▸ **Excerpt from a dataset**
——
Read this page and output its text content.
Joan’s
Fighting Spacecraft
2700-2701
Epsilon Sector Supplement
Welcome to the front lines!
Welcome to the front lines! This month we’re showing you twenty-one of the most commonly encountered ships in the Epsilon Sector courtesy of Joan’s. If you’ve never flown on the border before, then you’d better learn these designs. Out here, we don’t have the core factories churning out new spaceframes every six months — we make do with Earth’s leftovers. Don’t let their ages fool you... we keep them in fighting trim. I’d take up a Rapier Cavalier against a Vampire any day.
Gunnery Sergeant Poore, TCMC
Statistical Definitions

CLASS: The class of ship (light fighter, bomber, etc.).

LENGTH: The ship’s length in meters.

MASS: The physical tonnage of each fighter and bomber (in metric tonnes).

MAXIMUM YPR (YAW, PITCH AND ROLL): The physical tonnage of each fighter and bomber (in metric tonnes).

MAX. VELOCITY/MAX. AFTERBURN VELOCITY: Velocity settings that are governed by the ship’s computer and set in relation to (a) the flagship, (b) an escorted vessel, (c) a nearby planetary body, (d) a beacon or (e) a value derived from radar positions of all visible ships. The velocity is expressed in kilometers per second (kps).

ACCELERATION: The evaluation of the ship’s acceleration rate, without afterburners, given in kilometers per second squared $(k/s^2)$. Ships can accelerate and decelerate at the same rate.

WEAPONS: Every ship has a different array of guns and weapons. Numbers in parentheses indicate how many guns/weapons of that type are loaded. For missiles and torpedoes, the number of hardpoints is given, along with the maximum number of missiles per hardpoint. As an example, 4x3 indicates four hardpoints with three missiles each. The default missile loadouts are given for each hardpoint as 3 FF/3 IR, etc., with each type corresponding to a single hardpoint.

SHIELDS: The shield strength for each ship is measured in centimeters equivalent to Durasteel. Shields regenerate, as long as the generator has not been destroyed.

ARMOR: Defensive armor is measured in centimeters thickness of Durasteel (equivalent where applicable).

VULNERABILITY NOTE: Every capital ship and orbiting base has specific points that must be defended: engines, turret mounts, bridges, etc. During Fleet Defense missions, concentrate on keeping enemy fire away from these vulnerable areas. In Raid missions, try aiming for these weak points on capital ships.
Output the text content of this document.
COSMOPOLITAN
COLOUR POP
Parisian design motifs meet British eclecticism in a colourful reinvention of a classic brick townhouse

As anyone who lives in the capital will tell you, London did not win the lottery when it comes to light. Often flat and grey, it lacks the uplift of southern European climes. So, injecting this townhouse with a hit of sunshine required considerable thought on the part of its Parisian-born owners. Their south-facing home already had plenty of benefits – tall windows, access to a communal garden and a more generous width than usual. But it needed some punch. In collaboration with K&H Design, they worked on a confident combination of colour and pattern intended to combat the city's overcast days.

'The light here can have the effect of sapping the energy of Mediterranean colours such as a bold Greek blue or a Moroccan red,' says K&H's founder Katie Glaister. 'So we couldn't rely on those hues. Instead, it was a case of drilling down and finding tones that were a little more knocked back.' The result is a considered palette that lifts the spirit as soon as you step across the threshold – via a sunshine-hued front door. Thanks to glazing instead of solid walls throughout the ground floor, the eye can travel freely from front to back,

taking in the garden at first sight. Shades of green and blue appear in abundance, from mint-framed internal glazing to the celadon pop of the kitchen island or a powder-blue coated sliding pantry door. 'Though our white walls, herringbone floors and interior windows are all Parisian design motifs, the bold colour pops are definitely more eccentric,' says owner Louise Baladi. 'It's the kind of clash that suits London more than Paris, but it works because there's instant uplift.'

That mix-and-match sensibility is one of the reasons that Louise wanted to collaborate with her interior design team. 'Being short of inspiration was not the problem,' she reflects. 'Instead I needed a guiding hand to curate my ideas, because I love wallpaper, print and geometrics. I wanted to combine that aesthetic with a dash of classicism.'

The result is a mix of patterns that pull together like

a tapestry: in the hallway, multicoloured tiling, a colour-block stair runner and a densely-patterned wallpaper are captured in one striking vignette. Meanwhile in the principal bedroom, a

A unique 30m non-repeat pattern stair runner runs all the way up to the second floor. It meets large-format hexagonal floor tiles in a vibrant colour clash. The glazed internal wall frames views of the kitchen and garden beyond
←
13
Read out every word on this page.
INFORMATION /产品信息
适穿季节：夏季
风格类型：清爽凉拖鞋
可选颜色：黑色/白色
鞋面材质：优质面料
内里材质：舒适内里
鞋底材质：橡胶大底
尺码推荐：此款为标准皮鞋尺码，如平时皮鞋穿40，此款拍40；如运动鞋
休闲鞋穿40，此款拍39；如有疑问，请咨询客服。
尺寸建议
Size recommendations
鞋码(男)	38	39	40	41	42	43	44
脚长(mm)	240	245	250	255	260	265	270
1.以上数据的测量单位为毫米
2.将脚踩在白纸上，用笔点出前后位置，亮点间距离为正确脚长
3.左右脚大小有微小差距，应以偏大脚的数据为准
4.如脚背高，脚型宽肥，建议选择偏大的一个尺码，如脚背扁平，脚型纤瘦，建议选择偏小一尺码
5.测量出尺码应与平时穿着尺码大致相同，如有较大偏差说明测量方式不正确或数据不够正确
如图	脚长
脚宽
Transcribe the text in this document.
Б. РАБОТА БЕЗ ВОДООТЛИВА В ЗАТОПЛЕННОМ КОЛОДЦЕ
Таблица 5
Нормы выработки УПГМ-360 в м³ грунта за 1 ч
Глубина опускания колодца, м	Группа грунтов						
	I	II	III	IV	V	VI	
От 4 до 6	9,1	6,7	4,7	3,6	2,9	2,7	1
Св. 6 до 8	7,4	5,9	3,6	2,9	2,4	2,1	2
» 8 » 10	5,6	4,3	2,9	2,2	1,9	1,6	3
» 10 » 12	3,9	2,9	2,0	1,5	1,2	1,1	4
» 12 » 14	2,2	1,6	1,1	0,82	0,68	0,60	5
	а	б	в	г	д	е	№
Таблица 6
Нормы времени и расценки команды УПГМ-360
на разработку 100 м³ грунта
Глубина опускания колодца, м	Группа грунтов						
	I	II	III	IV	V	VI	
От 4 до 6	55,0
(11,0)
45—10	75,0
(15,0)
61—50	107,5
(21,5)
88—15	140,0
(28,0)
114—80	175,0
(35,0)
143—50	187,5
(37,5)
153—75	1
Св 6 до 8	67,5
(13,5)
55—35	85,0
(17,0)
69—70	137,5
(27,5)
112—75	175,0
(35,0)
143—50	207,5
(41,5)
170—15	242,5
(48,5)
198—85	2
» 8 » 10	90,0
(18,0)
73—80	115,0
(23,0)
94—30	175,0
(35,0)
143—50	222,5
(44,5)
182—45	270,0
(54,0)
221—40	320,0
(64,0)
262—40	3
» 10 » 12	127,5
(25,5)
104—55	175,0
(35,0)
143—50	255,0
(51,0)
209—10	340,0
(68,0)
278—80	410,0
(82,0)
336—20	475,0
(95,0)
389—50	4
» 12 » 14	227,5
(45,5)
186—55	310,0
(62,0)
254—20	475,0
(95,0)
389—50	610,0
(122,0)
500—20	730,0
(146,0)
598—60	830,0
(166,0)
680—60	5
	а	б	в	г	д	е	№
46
——
▸ **TO DO**
Type out the full listing again, exactly as given.

▸ **TASK ANSWER**
Read this page and output its text content.
Joan’s
Fighting Spacecraft
2700-2701
Epsilon Sector Supplement
Welcome to the front lines!
Welcome to the front lines! This month we’re showing you twenty-one of the most commonly encountered ships in the Epsilon Sector courtesy of Joan’s. If you’ve never flown on the border before, then you’d better learn these designs. Out here, we don’t have the core factories churning out new spaceframes every six months — we make do with Earth’s leftovers. Don’t let their ages fool you... we keep them in fighting trim. I’d take up a Rapier Cavalier against a Vampire any day.
Gunnery Sergeant Poore, TCMC
Statistical Definitions

CLASS: The class of ship (light fighter, bomber, etc.).

LENGTH: The ship’s length in meters.

MASS: The physical tonnage of each fighter and bomber (in metric tonnes).

MAXIMUM YPR (YAW, PITCH AND ROLL): The physical tonnage of each fighter and bomber (in metric tonnes).

MAX. VELOCITY/MAX. AFTERBURN VELOCITY: Velocity settings that are governed by the ship’s computer and set in relation to (a) the flagship, (b) an escorted vessel, (c) a nearby planetary body, (d) a beacon or (e) a value derived from radar positions of all visible ships. The velocity is expressed in kilometers per second (kps).

ACCELERATION: The evaluation of the ship’s acceleration rate, without afterburners, given in kilometers per second squared $(k/s^2)$. Ships can accelerate and decelerate at the same rate.

WEAPONS: Every ship has a different array of guns and weapons. Numbers in parentheses indicate how many guns/weapons of that type are loaded. For missiles and torpedoes, the number of hardpoints is given, along with the maximum number of missiles per hardpoint. As an example, 4x3 indicates four hardpoints with three missiles each. The default missile loadouts are given for each hardpoint as 3 FF/3 IR, etc., with each type corresponding to a single hardpoint.

SHIELDS: The shield strength for each ship is measured in centimeters equivalent to Durasteel. Shields regenerate, as long as the generator has not been destroyed.

ARMOR: Defensive armor is measured in centimeters thickness of Durasteel (equivalent where applicable).

VULNERABILITY NOTE: Every capital ship and orbiting base has specific points that must be defended: engines, turret mounts, bridges, etc. During Fleet Defense missions, concentrate on keeping enemy fire away from these vulnerable areas. In Raid missions, try aiming for these weak points on capital ships.
Output the text content of this document.
COSMOPOLITAN
COLOUR POP
Parisian design motifs meet British eclecticism in a colourful reinvention of a classic brick townhouse

As anyone who lives in the capital will tell you, London did not win the lottery when it comes to light. Often flat and grey, it lacks the uplift of southern European climes. So, injecting this townhouse with a hit of sunshine required considerable thought on the part of its Parisian-born owners. Their south-facing home already had plenty of benefits – tall windows, access to a communal garden and a more generous width than usual. But it needed some punch. In collaboration with K&H Design, they worked on a confident combination of colour and pattern intended to combat the city's overcast days.

'The light here can have the effect of sapping the energy of Mediterranean colours such as a bold Greek blue or a Moroccan red,' says K&H's founder Katie Glaister. 'So we couldn't rely on those hues. Instead, it was a case of drilling down and finding tones that were a little more knocked back.' The result is a considered palette that lifts the spirit as soon as you step across the threshold – via a sunshine-hued front door. Thanks to glazing instead of solid walls throughout the ground floor, the eye can travel freely from front to back,

taking in the garden at first sight. Shades of green and blue appear in abundance, from mint-framed internal glazing to the celadon pop of the kitchen island or a powder-blue coated sliding pantry door. 'Though our white walls, herringbone floors and interior windows are all Parisian design motifs, the bold colour pops are definitely more eccentric,' says owner Louise Baladi. 'It's the kind of clash that suits London more than Paris, but it works because there's instant uplift.'

That mix-and-match sensibility is one of the reasons that Louise wanted to collaborate with her interior design team. 'Being short of inspiration was not the problem,' she reflects. 'Instead I needed a guiding hand to curate my ideas, because I love wallpaper, print and geometrics. I wanted to combine that aesthetic with a dash of classicism.'

The result is a mix of patterns that pull together like

a tapestry: in the hallway, multicoloured tiling, a colour-block stair runner and a densely-patterned wallpaper are captured in one striking vignette. Meanwhile in the principal bedroom, a

A unique 30m non-repeat pattern stair runner runs all the way up to the second floor. It meets large-format hexagonal floor tiles in a vibrant colour clash. The glazed internal wall frames views of the kitchen and garden beyond
←
13
Read out every word on this page.
INFORMATION /产品信息
适穿季节：夏季
风格类型：清爽凉拖鞋
可选颜色：黑色/白色
鞋面材质：优质面料
内里材质：舒适内里
鞋底材质：橡胶大底
尺码推荐：此款为标准皮鞋尺码，如平时皮鞋穿40，此款拍40；如运动鞋
休闲鞋穿40，此款拍39；如有疑问，请咨询客服。
尺寸建议
Size recommendations
鞋码(男)	38	39	40	41	42	43	44
脚长(mm)	240	245	250	255	260	265	270
1.以上数据的测量单位为毫米
2.将脚踩在白纸上，用笔点出前后位置，亮点间距离为正确脚长
3.左右脚大小有微小差距，应以偏大脚的数据为准
4.如脚背高，脚型宽肥，建议选择偏大的一个尺码，如脚背扁平，脚型纤瘦，建议选择偏小一尺码
5.测量出尺码应与平时穿着尺码大致相同，如有较大偏差说明测量方式不正确或数据不够正确
如图	脚长
脚宽
Transcribe the text in this document.
Б. РАБОТА БЕЗ ВОДООТЛИВА В ЗАТОПЛЕННОМ КОЛОДЦЕ
Таблица 5
Нормы выработки УПГМ-360 в м³ грунта за 1 ч
Глубина опускания колодца, м	Группа грунтов						
	I	II	III	IV	V	VI	
От 4 до 6	9,1	6,7	4,7	3,6	2,9	2,7	1
Св. 6 до 8	7,4	5,9	3,6	2,9	2,4	2,1	2
» 8 » 10	5,6	4,3	2,9	2,2	1,9	1,6	3
» 10 » 12	3,9	2,9	2,0	1,5	1,2	1,1	4
» 12 » 14	2,2	1,6	1,1	0,82	0,68	0,60	5
	а	б	в	г	д	е	№
Таблица 6
Нормы времени и расценки команды УПГМ-360
на разработку 100 м³ грунта
Глубина опускания колодца, м	Группа грунтов						
	I	II	III	IV	V	VI	
От 4 до 6	55,0
(11,0)
45—10	75,0
(15,0)
61—50	107,5
(21,5)
88—15	140,0
(28,0)
114—80	175,0
(35,0)
143—50	187,5
(37,5)
153—75	1
Св 6 до 8	67,5
(13,5)
55—35	85,0
(17,0)
69—70	137,5
(27,5)
112—75	175,0
(35,0)
143—50	207,5
(41,5)
170—15	242,5
(48,5)
198—85	2
» 8 » 10	90,0
(18,0)
73—80	115,0
(23,0)
94—30	175,0
(35,0)
143—50	222,5
(44,5)
182—45	270,0
(54,0)
221—40	320,0
(64,0)
262—40	3
» 10 » 12	127,5
(25,5)
104—55	175,0
(35,0)
143—50	255,0
(51,0)
209—10	340,0
(68,0)
278—80	410,0
(82,0)
336—20	475,0
(95,0)
389—50	4
» 12 » 14	227,5
(45,5)
186—55	310,0
(62,0)
254—20	475,0
(95,0)
389—50	610,0
(122,0)
500—20	730,0
(146,0)
598—60	830,0
(166,0)
680—60	5
	а	б	в	г	д	е	№
46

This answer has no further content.